TO BE DONE: Give every line below again, exactly.

SUPPLIED RECORDS:
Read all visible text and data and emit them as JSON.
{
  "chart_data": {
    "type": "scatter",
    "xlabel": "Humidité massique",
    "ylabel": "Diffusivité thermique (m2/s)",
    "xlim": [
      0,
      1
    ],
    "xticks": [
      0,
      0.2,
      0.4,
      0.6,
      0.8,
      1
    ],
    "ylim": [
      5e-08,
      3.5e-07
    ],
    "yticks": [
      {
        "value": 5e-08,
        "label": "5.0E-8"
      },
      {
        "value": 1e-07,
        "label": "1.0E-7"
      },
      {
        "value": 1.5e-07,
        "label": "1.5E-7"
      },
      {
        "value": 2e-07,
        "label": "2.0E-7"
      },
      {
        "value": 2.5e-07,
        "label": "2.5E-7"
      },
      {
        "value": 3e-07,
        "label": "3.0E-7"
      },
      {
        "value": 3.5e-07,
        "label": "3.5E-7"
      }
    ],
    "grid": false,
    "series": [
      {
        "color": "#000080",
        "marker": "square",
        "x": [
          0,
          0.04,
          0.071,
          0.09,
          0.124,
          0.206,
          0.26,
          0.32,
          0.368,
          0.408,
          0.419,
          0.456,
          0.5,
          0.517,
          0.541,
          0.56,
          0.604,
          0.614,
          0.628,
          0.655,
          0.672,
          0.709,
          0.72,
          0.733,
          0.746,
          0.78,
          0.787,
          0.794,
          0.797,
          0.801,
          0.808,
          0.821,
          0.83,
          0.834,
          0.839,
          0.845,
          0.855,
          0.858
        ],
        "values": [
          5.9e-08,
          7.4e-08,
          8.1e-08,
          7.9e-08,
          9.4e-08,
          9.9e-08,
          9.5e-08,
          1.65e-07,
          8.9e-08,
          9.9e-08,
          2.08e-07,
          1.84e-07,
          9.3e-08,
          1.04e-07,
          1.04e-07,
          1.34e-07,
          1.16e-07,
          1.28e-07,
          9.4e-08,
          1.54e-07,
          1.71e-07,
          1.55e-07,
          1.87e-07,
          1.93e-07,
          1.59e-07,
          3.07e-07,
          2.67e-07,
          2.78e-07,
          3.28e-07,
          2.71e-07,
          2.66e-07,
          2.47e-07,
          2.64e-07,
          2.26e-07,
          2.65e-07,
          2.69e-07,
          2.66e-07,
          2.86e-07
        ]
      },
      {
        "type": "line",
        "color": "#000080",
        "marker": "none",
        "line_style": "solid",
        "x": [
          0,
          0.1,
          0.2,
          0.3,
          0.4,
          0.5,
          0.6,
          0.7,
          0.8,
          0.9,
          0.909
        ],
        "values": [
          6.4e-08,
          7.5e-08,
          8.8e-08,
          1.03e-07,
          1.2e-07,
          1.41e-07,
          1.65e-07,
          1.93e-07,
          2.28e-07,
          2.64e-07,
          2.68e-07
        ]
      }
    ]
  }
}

CORRECT ANSWER:
Read all visible text and data and emit them as JSON.
{
  "chart_data": {
    "type": "scatter",
    "xlabel": "Humidité massique",
    "ylabel": "Diffusivité thermique (m2/s)",
    "xlim": [
      0,
      1
    ],
    "xticks": [
      0,
      0.2,
      0.4,
      0.6,
      0.8,
      1
    ],
    "ylim": [
      5e-08,
      3.5e-07
    ],
    "yticks": [
      {
        "value": 5e-08,
        "label": "5.0E-8"
      },
      {
        "value": 1e-07,
        "label": "1.0E-7"
      },
      {
        "value": 1.5e-07,
        "label": "1.5E-7"
      },
      {
        "value": 2e-07,
        "label": "2.0E-7"
      },
      {
        "value": 2.5e-07,
        "label": "2.5E-7"
      },
      {
        "value": 3e-07,
        "label": "3.0E-7"
      },
      {
        "value": 3.5e-07,
        "label": "3.5E-7"
      }
    ],
    "grid": false,
    "series": [
      {
        "color": "#000080",
        "marker": "square",
        "x": [
          0,
          0.04,
          0.071,
          0.09,
          0.124,
          0.206,
          0.26,
          0.32,
          0.368,
          0.408,
          0.419,
          0.456,
          0.5,
          0.517,
          0.541,
          0.56,
          0.604,
          0.614,
          0.628,
          0.655,
          0.672,
          0.709,
          0.72,
          0.733,
          0.746,
          0.78,
          0.787,
          0.794,
          0.797,
          0.801,
          0.808,
          0.821,
          0.83,
          0.834,
          0.839,
          0.845,
          0.855,
          0.858
        ],
        "values": [
          5.9e-08,
          7.4e-08,
          8.1e-08,
          7.9e-08,
          9.4e-08,
          9.9e-08,
          9.5e-08,
          1.65e-07,
          8.9e-08,
          9.9e-08,
          2.08e-07,
          1.84e-07,
          9.3e-08,
          1.04e-07,
          1.04e-07,
          1.34e-07,
          1.16e-07,
          1.28e-07,
          9.4e-08,
          1.54e-07,
          1.71e-07,
          1.55e-07,
          1.87e-07,
          1.93e-07,
          1.59e-07,
          3.07e-07,
          2.67e-07,
          2.78e-07,
          3.28e-07,
          2.71e-07,
          2.66e-07,
          2.47e-07,
          2.64e-07,
          2.26e-07,
          2.65e-07,
          2.69e-07,
          2.66e-07,
          2.86e-07
        ]
      },
      {
        "type": "line",
        "color": "#000080",
        "marker": "none",
        "line_style": "solid",
        "x": [
          0,
          0.1,
          0.2,
          0.3,
          0.4,
          0.5,
          0.6,
          0.7,
          0.8,
          0.9,
          0.909
        ],
        "values": [
          6.4e-08,
          7.5e-08,
          8.8e-08,
          1.03e-07,
          1.2e-07,
          1.41e-07,
          1.65e-07,
          1.93e-07,
          2.28e-07,
          2.64e-07,
          2.68e-07
        ]
      }
    ]
  }
}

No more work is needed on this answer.